§ **TASK BRIEF**
Gather every line in the records below that contains the word "regarding".

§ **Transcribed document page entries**
== Segment start ==

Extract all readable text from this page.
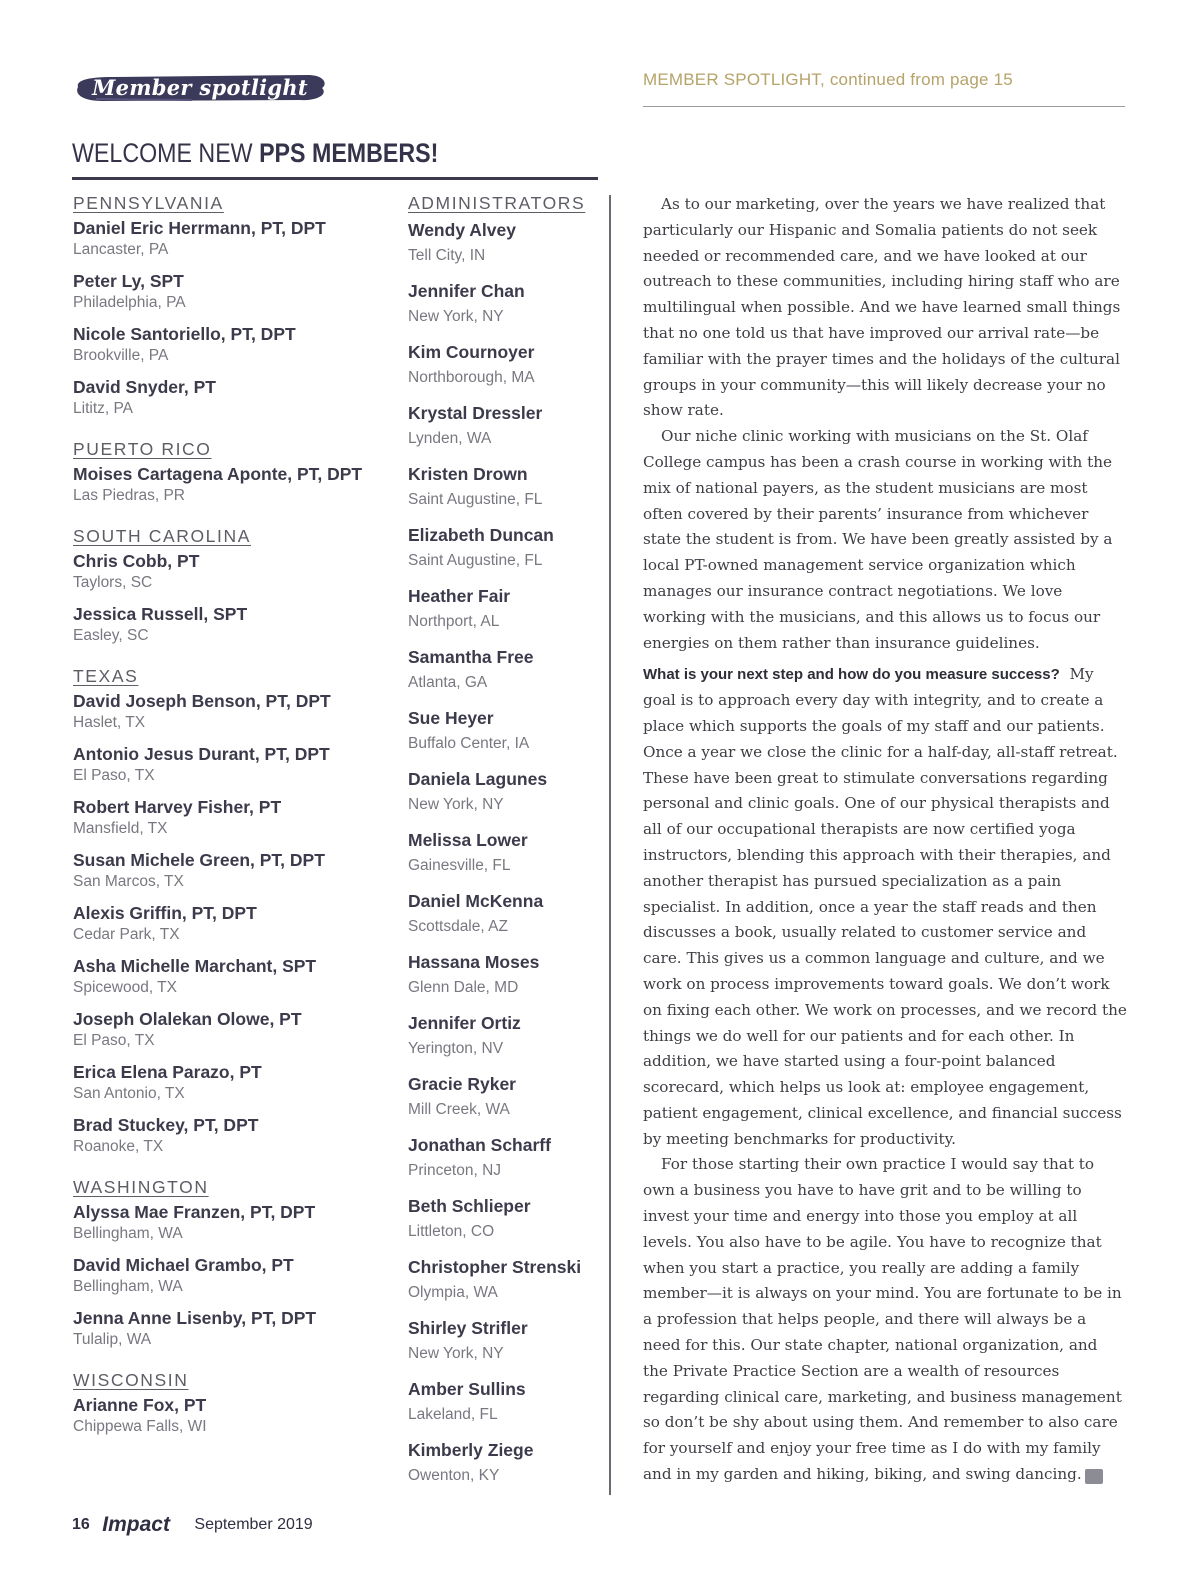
Member spotlight	MEMBER SPOTLIGHT, continued from page 15
WELCOME NEW PPS MEMBERS!
PENNSYLVANIA
Daniel Eric Herrmann, PT, DPT
Lancaster, PA
Peter Ly, SPT
Philadelphia, PA
Nicole Santoriello, PT, DPT
Brookville, PA
David Snyder, PT
Lititz, PA
PUERTO RICO
Moises Cartagena Aponte, PT, DPT
Las Piedras, PR
SOUTH CAROLINA
Chris Cobb, PT
Taylors, SC
Jessica Russell, SPT
Easley, SC
TEXAS
David Joseph Benson, PT, DPT
Haslet, TX
Antonio Jesus Durant, PT, DPT
El Paso, TX
Robert Harvey Fisher, PT
Mansfield, TX
Susan Michele Green, PT, DPT
San Marcos, TX
Alexis Griffin, PT, DPT
Cedar Park, TX
Asha Michelle Marchant, SPT
Spicewood, TX
Joseph Olalekan Olowe, PT
El Paso, TX
Erica Elena Parazo, PT
San Antonio, TX
Brad Stuckey, PT, DPT
Roanoke, TX
WASHINGTON
Alyssa Mae Franzen, PT, DPT
Bellingham, WA
David Michael Grambo, PT
Bellingham, WA
Jenna Anne Lisenby, PT, DPT
Tulalip, WA
WISCONSIN
Arianne Fox, PT
Chippewa Falls, WI
ADMINISTRATORS
Wendy Alvey
Tell City, IN
Jennifer Chan
New York, NY
Kim Cournoyer
Northborough, MA
Krystal Dressler
Lynden, WA
Kristen Drown
Saint Augustine, FL
Elizabeth Duncan
Saint Augustine, FL
Heather Fair
Northport, AL
Samantha Free
Atlanta, GA
Sue Heyer
Buffalo Center, IA
Daniela Lagunes
New York, NY
Melissa Lower
Gainesville, FL
Daniel McKenna
Scottsdale, AZ
Hassana Moses
Glenn Dale, MD
Jennifer Ortiz
Yerington, NV
Gracie Ryker
Mill Creek, WA
Jonathan Scharff
Princeton, NJ
Beth Schlieper
Littleton, CO
Christopher Strenski
Olympia, WA
Shirley Strifler
New York, NY
Amber Sullins
Lakeland, FL
Kimberly Ziege
Owenton, KY

As to our marketing, over the years we have realized that particularly our Hispanic and Somalia patients do not seek needed or recommended care, and we have looked at our outreach to these communities, including hiring staff who are multilingual when possible. And we have learned small things that no one told us that have improved our arrival rate—be familiar with the prayer times and the holidays of the cultural groups in your community—this will likely decrease your no show rate.

Our niche clinic working with musicians on the St. Olaf College campus has been a crash course in working with the mix of national payers, as the student musicians are most often covered by their parents’ insurance from whichever state the student is from. We have been greatly assisted by a local PT-owned management service organization which manages our insurance contract negotiations. We love working with the musicians, and this allows us to focus our energies on them rather than insurance guidelines.

What is your next step and how do you measure success? My goal is to approach every day with integrity, and to create a place which supports the goals of my staff and our patients. Once a year we close the clinic for a half-day, all-staff retreat. These have been great to stimulate conversations regarding personal and clinic goals. One of our physical therapists and all of our occupational therapists are now certified yoga instructors, blending this approach with their therapies, and another therapist has pursued specialization as a pain specialist. In addition, once a year the staff reads and then discusses a book, usually related to customer service and care. This gives us a common language and culture, and we work on process improvements toward goals. We don’t work on fixing each other. We work on processes, and we record the things we do well for our patients and for each other. In addition, we have started using a four-point balanced scorecard, which helps us look at: employee engagement, patient engagement, clinical excellence, and financial success by meeting benchmarks for productivity.

For those starting their own practice I would say that to own a business you have to have grit and to be willing to invest your time and energy into those you employ at all levels. You also have to be agile. You have to recognize that when you start a practice, you really are adding a family member—it is always on your mind. You are fortunate to be in a profession that helps people, and there will always be a need for this. Our state chapter, national organization, and the Private Practice Section are a wealth of resources regarding clinical care, marketing, and business management so don’t be shy about using them. And remember to also care for yourself and enjoy your free time as I do with my family and in my garden and hiking, biking, and swing dancing. I

16 Impact September 2019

== Segment end ==

§ **THE ANSWER**
What is your next step and how do you measure success? My goal is to approach every day with integrity, and to create a place which supports the goals of my staff and our patients. Once a year we close the clinic for a half-day, all-staff retreat. These have been great to stimulate conversations regarding personal and clinic goals. One of our physical therapists and all of our occupational therapists are now certified yoga instructors, blending this approach with their therapies, and another therapist has pursued specialization as a pain specialist. In addition, once a year the staff reads and then discusses a book, usually related to customer service and care. This gives us a common language and culture, and we work on process improvements toward goals. We don’t work on fixing each other. We work on processes, and we record the things we do well for our patients and for each other. In addition, we have started using a four-point balanced scorecard, which helps us look at: employee engagement, patient engagement, clinical excellence, and financial success by meeting benchmarks for productivity.
For those starting their own practice I would say that to own a business you have to have grit and to be willing to invest your time and energy into those you employ at all levels. You also have to be agile. You have to recognize that when you start a practice, you really are adding a family member—it is always on your mind. You are fortunate to be in a profession that helps people, and there will always be a need for this. Our state chapter, national organization, and the Private Practice Section are a wealth of resources regarding clinical care, marketing, and business management so don’t be shy about using them. And remember to also care for yourself and enjoy your free time as I do with my family and in my garden and hiking, biking, and swing dancing. I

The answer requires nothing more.